### Текст для чтения:

Направив посольство к Фридриху в первый же год своего правления, Яков I ясно выразил намерение продолжать политику Елизаветы и поддерживать дружбу с немецкими протестантскими князьями. И хотя в последующие годы он не оправдал внушенных этим жестом надежд, в 1603 г. в Вюртемберге воцарение нового английского короля было воспринято как событие, открывающее путь к осуществлению самых дерзновенных упований: и посланников короля, прибывших, чтобы вручить герцогу регалии ордена, и сопровождавших их английских актеров встречали с огромным энтузиазмом.

Штутгартская церемония инвеституры и сопутствовавшие ей празднества описаны Э. Целлием — его составленный на латинском языке отчет был напечатан в Штутгарте в 1605 г. и частично включен (в английском переводе) в «Историю Ордена Подвязки» Элайаса Ашмола.

Шествия, по ходу которых английские официальные лица, представлявшие рыцарей Подвязки и несшие инсигнии этого ордена, торжественно встречались с немецкими сановниками, произвели самое блестящее впечатление. Роскошнее всего обставлено было появление самого герцога: Фридрих вышел весь усыпанный драгоценностями и казался окруженным подобием нимба — «лучащейся смесью пестрых красок». Среди англичан, представлявших орден, находился и Роберт Спенсер, по утверждению Целлия, родственник знаменитого поэта. Из этого любопытного упоминания следует, что в Штутгарте было известно имя Спенсера, а может, и содержание «Королевы фей».

Герцог, во всем великолепии своего убранства, проследовал в церковь, где под звуки торжественной музыки ему были переданы регалии ордена. После проповеди вновь пришел черед музыки — зазвучали «гласы двух Отроков в одеждах белых с крылами, как у ангелов, и стоявших друг противу друга».

Когда общество вернулось в дворцовый зал, все собравшиеся приняли участие в празднике Подвязки — пиршество продолжалось до утра следующего дня. Рассказывая об этом торжестве, Целлий сообщает ряд подробностей, отсутствующих у Ашмола, и в частности упоминает выступления «английских музыкантов, комиков, трагиков и других весьма умелых актеров». Английские музыканты устроили совместный концерт со своими вюртембергскими коллегами, а английские артисты порадовали участников застолья показом драматических представлений. В числе последних была «История Сусанны», сыгранная «с таким пониманием сценического искусства и со столь явным мастерством», что собравшиеся вознаградили заезжих актеров долгими аплодисментами и щедрыми дарами.

В последующие дни английских посланцев знакомили с главными достопримечательностями герцогства. В числе прочих мест гости посетили Тюбингенский университет, где «их развлекали комедиями, музыкой и иными удовольствиями».

Посещение герцогства Вюртембергского посольством ордена Подвязки и сопровождавшими это посольство актерами не могло не оказать чрезвычайно сильного, стимулирующего воздействия на Иоганна Валентина Андреэ, в то время юного и пылкого тюбингенского студента. Действительно, в «Химической Свадьбе» редакции 1616 г. отразилось множество ярких воспоминаний о пышных церемониях и празднествах, о каком-то ордене или орденах, в роман включены очаровательные «театральные» эпизоды. Более того, сама структура «Свадьбы» становится понятнее, если усматривать в ней итог английских влияний, усвоенных молодым Андреэ: сценические постановки и церемонии, как бы слившиеся в одно целое, очевидно, и вдохновили его на создание нового оригинального литературного жанра.

### Исходные данные:

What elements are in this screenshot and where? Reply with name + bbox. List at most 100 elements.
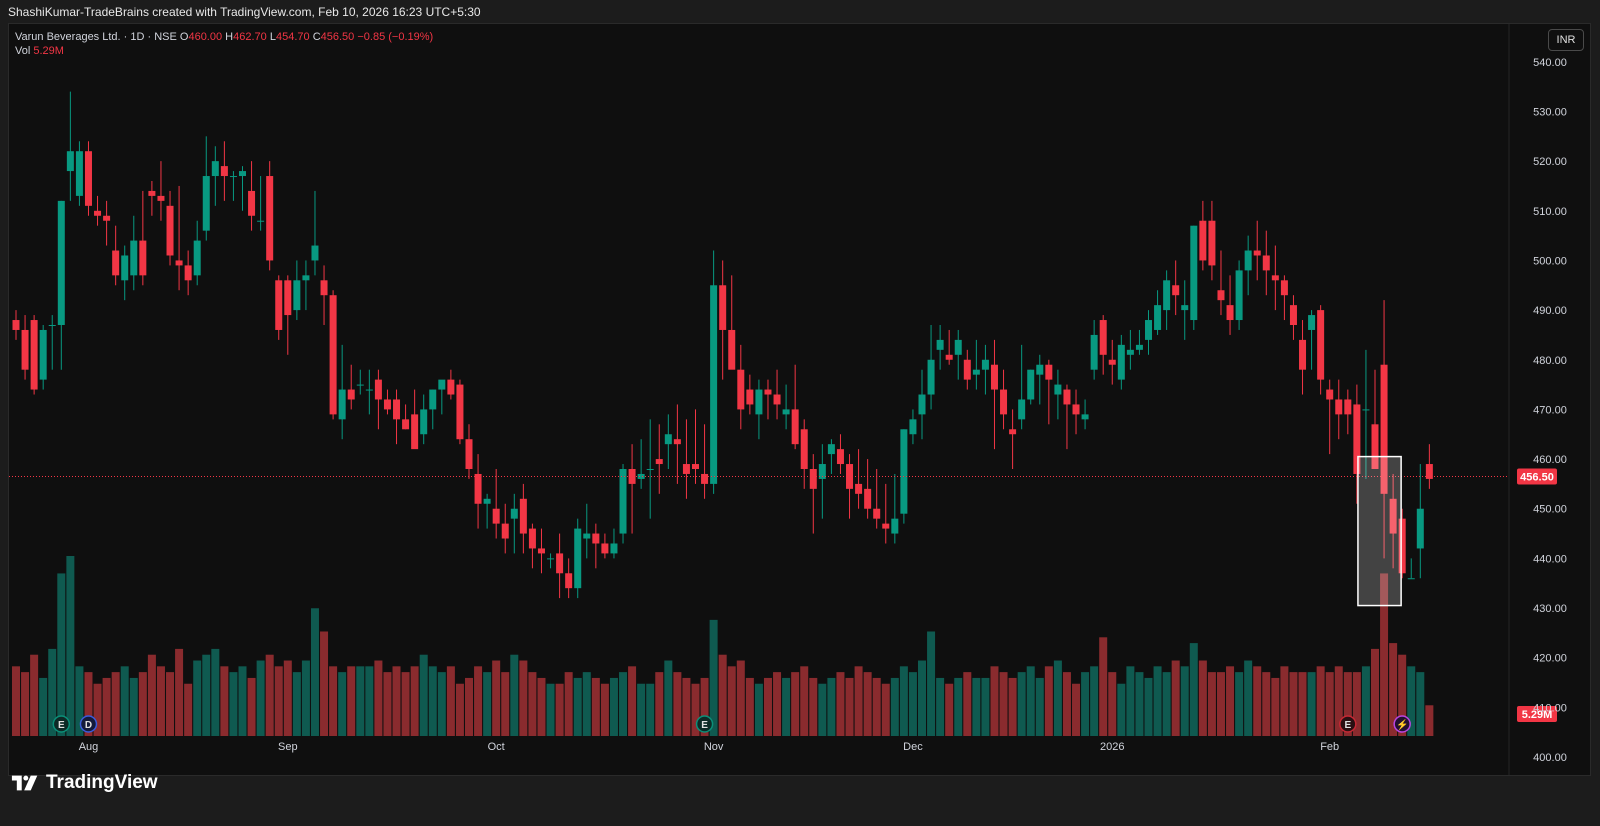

### Задание 1:
Почему, согласно тексту о посольстве ордена Подвязки в Вюртемберг, можно предположить, что в Штутгарте знали имя Спенсера? Ответьте одним–тремя предложениями.
### Задание 2:
Напишите продолжение текста о посольстве ордена Подвязки в Вюртемберг, начав сразу после его последнего предложения.

### Ответ 1:
Целлий в отчете о штутгартских торжествах назвал одного из англичан, представлявших орден, Роберта Спенсера, родственником знаменитого поэта. Из этого упоминания следует, что имя Спенсера в Штутгарте было известно, а возможно, и содержание «Королевы фей».

### Ответ 2:
Год спустя после церемонии вручения ордена Подвязки, то есть в 1604-м, появилось весьма необычное сочинение, посвященное герцогу Вюртембергскому. Назывался этот труд «Наометрия», а автором его значился Симон Студион. Рукопись, никогда не публиковавшаяся, ныне хранится в Библиотеке земли Вюртемберг в Штутгарте. Она представляет собой огромного объема трактат апокалиптического и пророческого характера, содержащий запутанные нумерологические расчеты, основанные на приведенных в Библии цифровых данных, относящихся к Храму Соломона, а также на сложном толковании важнейших дат библейской и европейской истории. Подобные рассуждения естественным образом переходят в пророчества с указаниями точных дат грядущих событий. Автор трактата особенно интересуется датами жизни Генриха Наваррского, а сочинение в целом вроде бы подразумевает существование тайного союза между Генрихом, королем Французским, Яковом I, королем Великобритании, и Фридрихом, герцогом Вюртембергским. Этот предполагаемый альянс (о котором мне не удалось найти никаких свидетельств в иных источниках) описывается весьма обстоятельно: так, несколько страниц рукописи занимают одни лишь ноты к песнопению, прославляющему вечную дружбу между Лилией (королем Французским), Львом (Яковом Английским) и Нимфою (герцогом Вюртембергским).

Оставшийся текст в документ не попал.